### Assignment
Quote the data below in full, minus the images.

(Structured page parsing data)
BEGIN
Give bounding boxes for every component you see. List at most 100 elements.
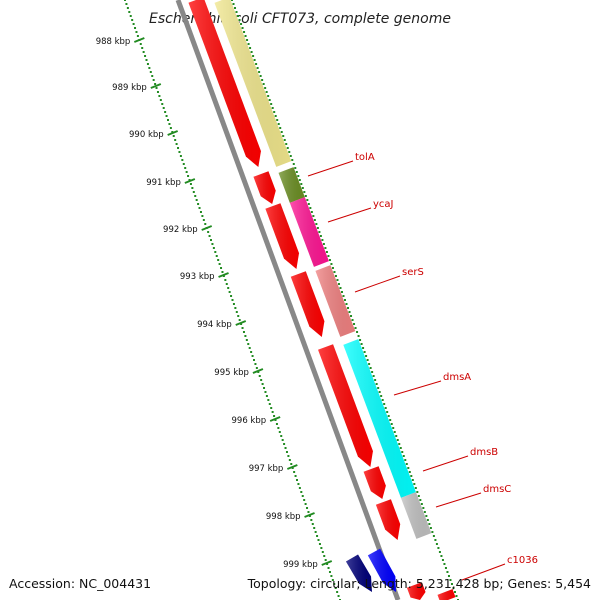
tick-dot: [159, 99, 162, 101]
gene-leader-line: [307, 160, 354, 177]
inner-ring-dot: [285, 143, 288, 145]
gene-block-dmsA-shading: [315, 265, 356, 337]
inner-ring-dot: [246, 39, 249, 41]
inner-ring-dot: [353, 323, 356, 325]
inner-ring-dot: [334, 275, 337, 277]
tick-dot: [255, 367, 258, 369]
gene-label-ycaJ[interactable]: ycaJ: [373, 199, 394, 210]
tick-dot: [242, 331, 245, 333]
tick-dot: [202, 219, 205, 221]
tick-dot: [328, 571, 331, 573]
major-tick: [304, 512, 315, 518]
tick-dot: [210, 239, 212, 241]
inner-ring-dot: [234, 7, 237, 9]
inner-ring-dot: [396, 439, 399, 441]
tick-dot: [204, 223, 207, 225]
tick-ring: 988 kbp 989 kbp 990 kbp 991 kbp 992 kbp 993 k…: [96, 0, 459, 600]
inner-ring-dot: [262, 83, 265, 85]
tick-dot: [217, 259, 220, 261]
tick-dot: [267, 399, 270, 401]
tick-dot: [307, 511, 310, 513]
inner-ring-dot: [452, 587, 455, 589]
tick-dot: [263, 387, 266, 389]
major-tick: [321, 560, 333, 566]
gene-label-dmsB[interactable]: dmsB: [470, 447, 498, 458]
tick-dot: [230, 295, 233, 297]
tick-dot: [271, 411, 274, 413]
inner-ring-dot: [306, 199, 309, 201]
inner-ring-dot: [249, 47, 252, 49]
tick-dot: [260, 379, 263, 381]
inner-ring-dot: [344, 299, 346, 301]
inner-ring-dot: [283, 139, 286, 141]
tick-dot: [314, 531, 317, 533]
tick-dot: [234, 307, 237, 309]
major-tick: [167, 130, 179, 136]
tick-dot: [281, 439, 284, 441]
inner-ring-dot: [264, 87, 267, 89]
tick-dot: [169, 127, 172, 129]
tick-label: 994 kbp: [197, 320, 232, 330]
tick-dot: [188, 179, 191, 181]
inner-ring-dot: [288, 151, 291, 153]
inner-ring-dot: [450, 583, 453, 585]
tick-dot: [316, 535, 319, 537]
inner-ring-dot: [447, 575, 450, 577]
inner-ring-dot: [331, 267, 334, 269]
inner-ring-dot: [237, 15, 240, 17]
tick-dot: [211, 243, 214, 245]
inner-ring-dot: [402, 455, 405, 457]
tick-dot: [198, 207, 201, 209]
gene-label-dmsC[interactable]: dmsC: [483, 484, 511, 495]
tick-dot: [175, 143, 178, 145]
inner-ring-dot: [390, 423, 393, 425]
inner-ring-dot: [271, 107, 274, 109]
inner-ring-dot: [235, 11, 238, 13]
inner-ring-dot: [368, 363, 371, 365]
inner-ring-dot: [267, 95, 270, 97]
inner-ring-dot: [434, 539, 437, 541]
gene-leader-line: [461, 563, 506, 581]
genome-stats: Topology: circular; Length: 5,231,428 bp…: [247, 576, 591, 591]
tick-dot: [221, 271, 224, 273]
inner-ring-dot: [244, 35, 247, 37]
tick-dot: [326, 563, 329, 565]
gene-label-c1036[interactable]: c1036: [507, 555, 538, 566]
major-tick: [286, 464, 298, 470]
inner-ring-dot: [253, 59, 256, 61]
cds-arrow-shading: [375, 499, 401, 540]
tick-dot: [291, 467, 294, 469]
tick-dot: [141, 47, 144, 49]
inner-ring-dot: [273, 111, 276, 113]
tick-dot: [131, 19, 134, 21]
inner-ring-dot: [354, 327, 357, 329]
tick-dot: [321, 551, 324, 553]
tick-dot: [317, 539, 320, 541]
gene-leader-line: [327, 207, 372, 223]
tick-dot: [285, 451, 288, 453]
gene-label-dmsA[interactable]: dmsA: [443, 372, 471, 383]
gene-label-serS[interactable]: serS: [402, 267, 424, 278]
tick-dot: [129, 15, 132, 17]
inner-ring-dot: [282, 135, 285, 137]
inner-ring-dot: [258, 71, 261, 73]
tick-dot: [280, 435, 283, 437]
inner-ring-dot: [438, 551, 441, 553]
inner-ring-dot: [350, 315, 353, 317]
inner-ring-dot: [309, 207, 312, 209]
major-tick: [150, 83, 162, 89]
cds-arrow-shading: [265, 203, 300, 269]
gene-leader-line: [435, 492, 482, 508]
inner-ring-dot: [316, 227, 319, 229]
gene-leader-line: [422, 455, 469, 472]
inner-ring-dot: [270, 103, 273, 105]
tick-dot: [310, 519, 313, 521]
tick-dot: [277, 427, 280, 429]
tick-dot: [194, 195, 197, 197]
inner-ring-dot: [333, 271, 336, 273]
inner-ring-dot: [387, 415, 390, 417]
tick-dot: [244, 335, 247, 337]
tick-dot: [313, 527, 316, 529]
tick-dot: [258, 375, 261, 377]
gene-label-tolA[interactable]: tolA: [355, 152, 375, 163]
END
### Answer section
Give bounding boxes for every component you see. List at most 100 elements.
tick-dot: [159, 99, 162, 101]
gene-leader-line: [307, 160, 354, 177]
inner-ring-dot: [285, 143, 288, 145]
gene-block-dmsA-shading: [315, 265, 356, 337]
inner-ring-dot: [246, 39, 249, 41]
inner-ring-dot: [353, 323, 356, 325]
inner-ring-dot: [334, 275, 337, 277]
tick-dot: [255, 367, 258, 369]
gene-label-ycaJ[interactable]: ycaJ: [373, 199, 394, 210]
tick-dot: [242, 331, 245, 333]
tick-dot: [202, 219, 205, 221]
tick-dot: [328, 571, 331, 573]
major-tick: [304, 512, 315, 518]
tick-dot: [210, 239, 212, 241]
inner-ring-dot: [234, 7, 237, 9]
inner-ring-dot: [396, 439, 399, 441]
tick-dot: [204, 223, 207, 225]
tick-ring: 988 kbp 989 kbp 990 kbp 991 kbp 992 kbp 993 k…: [96, 0, 459, 600]
inner-ring-dot: [262, 83, 265, 85]
tick-dot: [217, 259, 220, 261]
tick-dot: [267, 399, 270, 401]
tick-dot: [307, 511, 310, 513]
inner-ring-dot: [452, 587, 455, 589]
tick-dot: [263, 387, 266, 389]
major-tick: [321, 560, 333, 566]
gene-label-dmsB[interactable]: dmsB: [470, 447, 498, 458]
tick-dot: [230, 295, 233, 297]
tick-dot: [271, 411, 274, 413]
inner-ring-dot: [306, 199, 309, 201]
inner-ring-dot: [249, 47, 252, 49]
tick-dot: [260, 379, 263, 381]
inner-ring-dot: [344, 299, 346, 301]
inner-ring-dot: [283, 139, 286, 141]
tick-dot: [314, 531, 317, 533]
tick-dot: [234, 307, 237, 309]
major-tick: [167, 130, 179, 136]
tick-dot: [281, 439, 284, 441]
inner-ring-dot: [264, 87, 267, 89]
tick-dot: [169, 127, 172, 129]
tick-label: 994 kbp: [197, 320, 232, 330]
tick-dot: [188, 179, 191, 181]
inner-ring-dot: [288, 151, 291, 153]
inner-ring-dot: [450, 583, 453, 585]
tick-dot: [316, 535, 319, 537]
inner-ring-dot: [447, 575, 450, 577]
inner-ring-dot: [331, 267, 334, 269]
inner-ring-dot: [237, 15, 240, 17]
tick-dot: [211, 243, 214, 245]
inner-ring-dot: [402, 455, 405, 457]
tick-dot: [198, 207, 201, 209]
gene-label-dmsC[interactable]: dmsC: [483, 484, 511, 495]
tick-dot: [175, 143, 178, 145]
inner-ring-dot: [390, 423, 393, 425]
inner-ring-dot: [271, 107, 274, 109]
inner-ring-dot: [235, 11, 238, 13]
inner-ring-dot: [368, 363, 371, 365]
inner-ring-dot: [267, 95, 270, 97]
inner-ring-dot: [434, 539, 437, 541]
gene-leader-line: [461, 563, 506, 581]
genome-stats: Topology: circular; Length: 5,231,428 bp…: [247, 576, 591, 591]
tick-dot: [221, 271, 224, 273]
inner-ring-dot: [244, 35, 247, 37]
tick-dot: [326, 563, 329, 565]
gene-label-c1036[interactable]: c1036: [507, 555, 538, 566]
major-tick: [286, 464, 298, 470]
inner-ring-dot: [253, 59, 256, 61]
cds-arrow-shading: [375, 499, 401, 540]
tick-dot: [291, 467, 294, 469]
tick-dot: [141, 47, 144, 49]
inner-ring-dot: [273, 111, 276, 113]
tick-dot: [131, 19, 134, 21]
inner-ring-dot: [354, 327, 357, 329]
tick-dot: [321, 551, 324, 553]
tick-dot: [317, 539, 320, 541]
gene-leader-line: [327, 207, 372, 223]
tick-dot: [285, 451, 288, 453]
gene-label-dmsA[interactable]: dmsA: [443, 372, 471, 383]
gene-label-serS[interactable]: serS: [402, 267, 424, 278]
tick-dot: [129, 15, 132, 17]
inner-ring-dot: [282, 135, 285, 137]
inner-ring-dot: [258, 71, 261, 73]
tick-dot: [280, 435, 283, 437]
inner-ring-dot: [438, 551, 441, 553]
inner-ring-dot: [350, 315, 353, 317]
inner-ring-dot: [309, 207, 312, 209]
major-tick: [150, 83, 162, 89]
cds-arrow-shading: [265, 203, 300, 269]
gene-leader-line: [435, 492, 482, 508]
inner-ring-dot: [316, 227, 319, 229]
gene-leader-line: [422, 455, 469, 472]
inner-ring-dot: [270, 103, 273, 105]
tick-dot: [310, 519, 313, 521]
tick-dot: [277, 427, 280, 429]
tick-dot: [194, 195, 197, 197]
inner-ring-dot: [333, 271, 336, 273]
inner-ring-dot: [387, 415, 390, 417]
tick-dot: [244, 335, 247, 337]
tick-dot: [313, 527, 316, 529]
tick-dot: [258, 375, 261, 377]
gene-label-tolA[interactable]: tolA: [355, 152, 375, 163]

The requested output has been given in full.